= TASK INSTRUCTIONS =
Write out the full listing exactly as given, minus the images.

= SUPPLIED ENTRIES =
***
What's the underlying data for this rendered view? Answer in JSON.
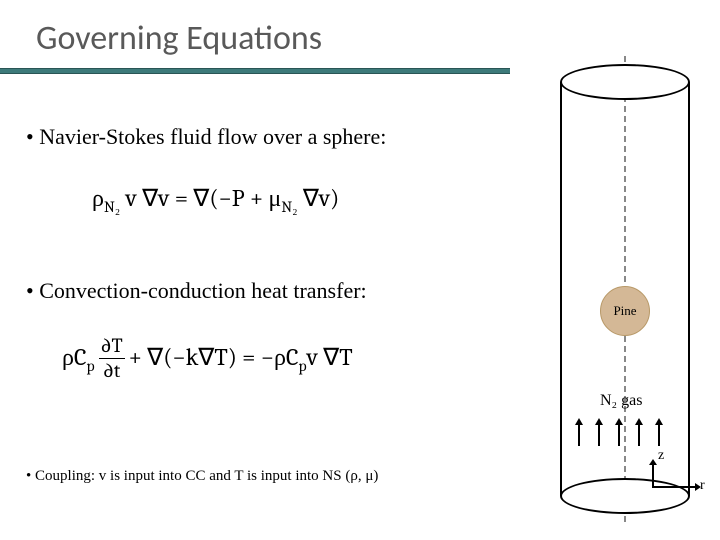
{
  "title": "Governing Equations",
  "bullets": {
    "b1": "Navier-Stokes fluid flow over a sphere:",
    "b2": "Convection-conduction heat transfer:",
    "b3": "Coupling: v is input into CC and T is input into NS (ρ, μ)"
  },
  "eq1": {
    "lhs_rho": "ρ",
    "lhs_sub": "N₂",
    "lhs_rest": " v ∇v = ∇(−P + μ",
    "mu_sub": "N₂",
    "rhs_close": " ∇v)"
  },
  "eq2": {
    "pre": "ρC",
    "p": "p",
    "dT": "∂T",
    "dt": "∂t",
    "mid": " + ∇(−k∇T) = −ρC",
    "p2": "p",
    "post": "v ∇T"
  },
  "diagram": {
    "pine_label": "Pine",
    "gas_label": "N₂ gas",
    "z": "z",
    "r": "r",
    "colors": {
      "title_bar": "#3d7a7a",
      "title_text": "#595959",
      "pine_fill": "#d4b896",
      "pine_border": "#b89968",
      "axis_dash": "#888888"
    }
  }
}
***
= RESPONSE FOR THIS EXERCISE =
What's the underlying data for this rendered view? Answer in JSON.
{
  "title": "Governing Equations",
  "bullets": {
    "b1": "Navier-Stokes fluid flow over a sphere:",
    "b2": "Convection-conduction heat transfer:",
    "b3": "Coupling: v is input into CC and T is input into NS (ρ, μ)"
  },
  "eq1": {
    "lhs_rho": "ρ",
    "lhs_sub": "N₂",
    "lhs_rest": " v ∇v = ∇(−P + μ",
    "mu_sub": "N₂",
    "rhs_close": " ∇v)"
  },
  "eq2": {
    "pre": "ρC",
    "p": "p",
    "dT": "∂T",
    "dt": "∂t",
    "mid": " + ∇(−k∇T) = −ρC",
    "p2": "p",
    "post": "v ∇T"
  },
  "diagram": {
    "pine_label": "Pine",
    "gas_label": "N₂ gas",
    "z": "z",
    "r": "r",
    "colors": {
      "title_bar": "#3d7a7a",
      "title_text": "#595959",
      "pine_fill": "#d4b896",
      "pine_border": "#b89968",
      "axis_dash": "#888888"
    }
  }
}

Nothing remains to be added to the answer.